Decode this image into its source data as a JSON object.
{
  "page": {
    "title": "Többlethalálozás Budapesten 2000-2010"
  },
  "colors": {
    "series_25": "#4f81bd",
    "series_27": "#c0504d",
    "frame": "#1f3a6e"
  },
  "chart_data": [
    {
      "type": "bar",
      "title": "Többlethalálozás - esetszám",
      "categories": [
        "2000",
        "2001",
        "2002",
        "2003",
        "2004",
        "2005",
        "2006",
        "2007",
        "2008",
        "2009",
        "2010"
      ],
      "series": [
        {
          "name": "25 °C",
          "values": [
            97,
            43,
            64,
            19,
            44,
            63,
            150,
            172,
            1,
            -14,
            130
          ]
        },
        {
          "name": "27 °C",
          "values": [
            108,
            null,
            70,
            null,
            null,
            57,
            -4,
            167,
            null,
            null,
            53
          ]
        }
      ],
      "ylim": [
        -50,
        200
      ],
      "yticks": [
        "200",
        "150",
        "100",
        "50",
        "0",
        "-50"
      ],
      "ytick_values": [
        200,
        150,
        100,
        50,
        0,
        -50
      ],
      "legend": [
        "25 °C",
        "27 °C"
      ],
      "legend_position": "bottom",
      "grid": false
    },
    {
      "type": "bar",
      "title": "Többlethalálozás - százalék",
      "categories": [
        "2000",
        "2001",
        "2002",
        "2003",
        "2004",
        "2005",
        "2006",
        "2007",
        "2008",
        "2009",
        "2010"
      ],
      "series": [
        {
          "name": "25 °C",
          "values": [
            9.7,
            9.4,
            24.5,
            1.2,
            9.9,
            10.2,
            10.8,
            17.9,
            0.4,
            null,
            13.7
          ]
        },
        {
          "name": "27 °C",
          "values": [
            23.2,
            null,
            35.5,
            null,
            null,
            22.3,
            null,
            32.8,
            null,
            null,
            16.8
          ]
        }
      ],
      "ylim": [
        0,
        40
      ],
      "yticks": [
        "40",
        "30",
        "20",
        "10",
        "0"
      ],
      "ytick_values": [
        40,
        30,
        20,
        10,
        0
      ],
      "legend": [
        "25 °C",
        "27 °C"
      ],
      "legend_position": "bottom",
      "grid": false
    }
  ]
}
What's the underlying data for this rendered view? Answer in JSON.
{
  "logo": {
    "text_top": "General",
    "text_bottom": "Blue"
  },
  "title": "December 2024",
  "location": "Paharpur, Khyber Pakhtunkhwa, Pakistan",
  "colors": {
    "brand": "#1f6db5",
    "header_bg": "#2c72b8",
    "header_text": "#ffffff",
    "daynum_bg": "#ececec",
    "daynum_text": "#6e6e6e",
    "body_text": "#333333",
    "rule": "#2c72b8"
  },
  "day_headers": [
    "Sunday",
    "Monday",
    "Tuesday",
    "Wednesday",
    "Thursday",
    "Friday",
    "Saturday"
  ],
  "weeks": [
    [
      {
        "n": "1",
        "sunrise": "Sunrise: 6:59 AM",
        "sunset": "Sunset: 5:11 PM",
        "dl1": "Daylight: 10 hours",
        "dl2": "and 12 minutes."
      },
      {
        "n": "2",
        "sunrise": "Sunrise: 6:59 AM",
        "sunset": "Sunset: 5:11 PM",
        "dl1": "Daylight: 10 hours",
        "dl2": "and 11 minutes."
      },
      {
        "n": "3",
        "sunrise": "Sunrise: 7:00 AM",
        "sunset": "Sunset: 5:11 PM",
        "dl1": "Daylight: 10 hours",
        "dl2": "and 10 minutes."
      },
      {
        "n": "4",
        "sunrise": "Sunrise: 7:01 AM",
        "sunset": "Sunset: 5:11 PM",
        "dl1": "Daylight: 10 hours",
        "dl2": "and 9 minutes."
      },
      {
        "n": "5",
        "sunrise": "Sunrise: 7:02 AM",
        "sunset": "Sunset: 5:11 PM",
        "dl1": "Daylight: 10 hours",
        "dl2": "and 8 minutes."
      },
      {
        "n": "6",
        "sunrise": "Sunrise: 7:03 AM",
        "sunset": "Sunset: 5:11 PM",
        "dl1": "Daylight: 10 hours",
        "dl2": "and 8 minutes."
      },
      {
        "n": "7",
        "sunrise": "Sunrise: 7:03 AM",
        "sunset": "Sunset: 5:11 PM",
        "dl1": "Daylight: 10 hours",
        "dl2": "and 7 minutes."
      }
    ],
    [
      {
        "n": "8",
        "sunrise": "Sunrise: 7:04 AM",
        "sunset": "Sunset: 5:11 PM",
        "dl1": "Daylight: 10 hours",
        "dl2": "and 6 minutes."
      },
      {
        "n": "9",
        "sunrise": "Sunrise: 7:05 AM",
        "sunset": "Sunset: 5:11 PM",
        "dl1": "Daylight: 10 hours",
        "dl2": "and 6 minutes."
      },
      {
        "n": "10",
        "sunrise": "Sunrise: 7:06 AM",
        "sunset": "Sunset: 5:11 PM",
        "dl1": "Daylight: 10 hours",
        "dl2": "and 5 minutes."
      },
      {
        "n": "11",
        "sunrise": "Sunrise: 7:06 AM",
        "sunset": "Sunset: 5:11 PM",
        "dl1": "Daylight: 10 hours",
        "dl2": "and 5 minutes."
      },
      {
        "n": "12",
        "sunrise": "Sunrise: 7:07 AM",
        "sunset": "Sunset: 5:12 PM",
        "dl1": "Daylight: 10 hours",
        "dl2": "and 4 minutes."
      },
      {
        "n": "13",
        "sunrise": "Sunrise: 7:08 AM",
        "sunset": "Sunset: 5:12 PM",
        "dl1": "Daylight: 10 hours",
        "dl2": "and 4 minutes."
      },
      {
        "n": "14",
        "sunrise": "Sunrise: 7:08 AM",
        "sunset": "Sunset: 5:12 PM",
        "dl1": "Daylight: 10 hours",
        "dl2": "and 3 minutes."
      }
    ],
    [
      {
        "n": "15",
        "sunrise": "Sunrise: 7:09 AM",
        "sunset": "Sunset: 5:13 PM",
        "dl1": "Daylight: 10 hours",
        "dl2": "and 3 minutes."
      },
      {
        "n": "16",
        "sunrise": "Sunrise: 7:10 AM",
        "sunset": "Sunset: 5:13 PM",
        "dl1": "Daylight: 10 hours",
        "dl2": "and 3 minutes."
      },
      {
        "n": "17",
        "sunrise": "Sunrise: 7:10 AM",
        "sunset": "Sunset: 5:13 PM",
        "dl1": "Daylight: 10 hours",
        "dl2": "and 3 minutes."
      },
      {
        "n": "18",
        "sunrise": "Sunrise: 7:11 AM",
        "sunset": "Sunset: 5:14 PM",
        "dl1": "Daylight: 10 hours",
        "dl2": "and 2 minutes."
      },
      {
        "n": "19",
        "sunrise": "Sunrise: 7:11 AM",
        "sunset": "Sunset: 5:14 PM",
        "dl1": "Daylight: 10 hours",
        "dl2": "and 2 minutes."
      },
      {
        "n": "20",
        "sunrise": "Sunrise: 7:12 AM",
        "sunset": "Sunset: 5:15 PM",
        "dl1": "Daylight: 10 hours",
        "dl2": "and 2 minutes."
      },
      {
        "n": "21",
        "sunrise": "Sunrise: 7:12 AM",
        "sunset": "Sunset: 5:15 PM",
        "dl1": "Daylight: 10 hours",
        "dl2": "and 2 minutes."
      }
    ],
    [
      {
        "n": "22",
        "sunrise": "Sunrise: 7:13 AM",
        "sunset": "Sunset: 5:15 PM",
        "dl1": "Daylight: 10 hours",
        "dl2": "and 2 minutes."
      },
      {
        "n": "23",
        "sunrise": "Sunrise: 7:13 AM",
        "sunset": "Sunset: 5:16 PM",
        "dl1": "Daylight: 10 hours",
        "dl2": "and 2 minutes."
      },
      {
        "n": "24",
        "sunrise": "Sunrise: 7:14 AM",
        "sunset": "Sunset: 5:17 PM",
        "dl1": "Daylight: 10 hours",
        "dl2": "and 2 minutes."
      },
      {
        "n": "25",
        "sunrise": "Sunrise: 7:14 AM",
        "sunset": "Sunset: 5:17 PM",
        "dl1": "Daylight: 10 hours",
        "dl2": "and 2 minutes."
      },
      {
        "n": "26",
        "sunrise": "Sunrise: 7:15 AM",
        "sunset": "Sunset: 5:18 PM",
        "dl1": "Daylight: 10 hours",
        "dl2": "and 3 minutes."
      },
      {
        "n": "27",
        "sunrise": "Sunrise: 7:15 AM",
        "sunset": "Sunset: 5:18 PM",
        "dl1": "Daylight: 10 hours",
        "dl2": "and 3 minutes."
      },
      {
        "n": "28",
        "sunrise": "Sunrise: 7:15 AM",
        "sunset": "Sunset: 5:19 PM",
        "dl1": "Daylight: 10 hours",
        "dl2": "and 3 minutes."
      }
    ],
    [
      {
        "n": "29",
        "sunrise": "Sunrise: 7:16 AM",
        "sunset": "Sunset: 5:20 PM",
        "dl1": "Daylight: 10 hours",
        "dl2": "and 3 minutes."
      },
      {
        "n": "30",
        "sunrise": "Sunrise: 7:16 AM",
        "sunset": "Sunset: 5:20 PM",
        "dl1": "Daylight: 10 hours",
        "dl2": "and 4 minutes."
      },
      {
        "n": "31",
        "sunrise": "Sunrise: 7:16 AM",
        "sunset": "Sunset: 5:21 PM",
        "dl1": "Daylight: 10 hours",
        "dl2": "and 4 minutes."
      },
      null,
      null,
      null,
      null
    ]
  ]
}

•••••

Task objective:
Copy out every line of the data that includes "this".

Reply:
Decode this image into its source data as a JSON object.
What's the underlying data for this rendered view? Answer in JSON.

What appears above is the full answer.